# [Exercise instructions]
Tally the lines in the entries below that contain the string "ventilation", treating uppercase and lowercase letters as different, and reply with the number alone.

>> START Provided entries

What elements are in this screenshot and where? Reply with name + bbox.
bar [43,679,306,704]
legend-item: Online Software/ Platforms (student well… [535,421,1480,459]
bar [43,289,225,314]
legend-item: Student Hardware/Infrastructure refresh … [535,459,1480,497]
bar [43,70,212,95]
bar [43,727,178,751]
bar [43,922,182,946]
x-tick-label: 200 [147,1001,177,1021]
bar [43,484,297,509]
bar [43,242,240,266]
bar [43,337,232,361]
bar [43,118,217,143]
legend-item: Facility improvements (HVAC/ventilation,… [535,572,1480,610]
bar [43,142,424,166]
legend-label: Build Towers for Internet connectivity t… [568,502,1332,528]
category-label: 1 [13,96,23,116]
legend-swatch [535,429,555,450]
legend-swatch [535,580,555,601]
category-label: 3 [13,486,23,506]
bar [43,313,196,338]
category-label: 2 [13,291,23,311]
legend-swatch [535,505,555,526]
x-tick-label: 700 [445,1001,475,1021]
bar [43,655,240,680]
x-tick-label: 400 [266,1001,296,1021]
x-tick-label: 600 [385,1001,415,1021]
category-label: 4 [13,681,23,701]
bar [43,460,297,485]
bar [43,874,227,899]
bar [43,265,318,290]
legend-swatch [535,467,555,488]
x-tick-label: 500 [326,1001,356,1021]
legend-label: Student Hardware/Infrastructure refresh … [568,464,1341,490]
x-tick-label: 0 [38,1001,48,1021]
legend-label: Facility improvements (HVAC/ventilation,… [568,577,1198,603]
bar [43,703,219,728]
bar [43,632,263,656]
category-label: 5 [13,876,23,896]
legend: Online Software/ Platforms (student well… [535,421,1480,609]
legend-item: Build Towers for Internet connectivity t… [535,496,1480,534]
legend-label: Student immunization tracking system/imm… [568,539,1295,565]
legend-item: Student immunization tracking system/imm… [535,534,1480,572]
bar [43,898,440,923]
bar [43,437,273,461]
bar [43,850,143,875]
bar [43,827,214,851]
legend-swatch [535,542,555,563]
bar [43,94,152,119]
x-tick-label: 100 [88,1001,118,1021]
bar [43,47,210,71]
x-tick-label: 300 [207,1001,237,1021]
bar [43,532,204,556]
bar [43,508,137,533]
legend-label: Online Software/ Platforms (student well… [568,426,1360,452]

>> END Provided entries

# [Full response]
2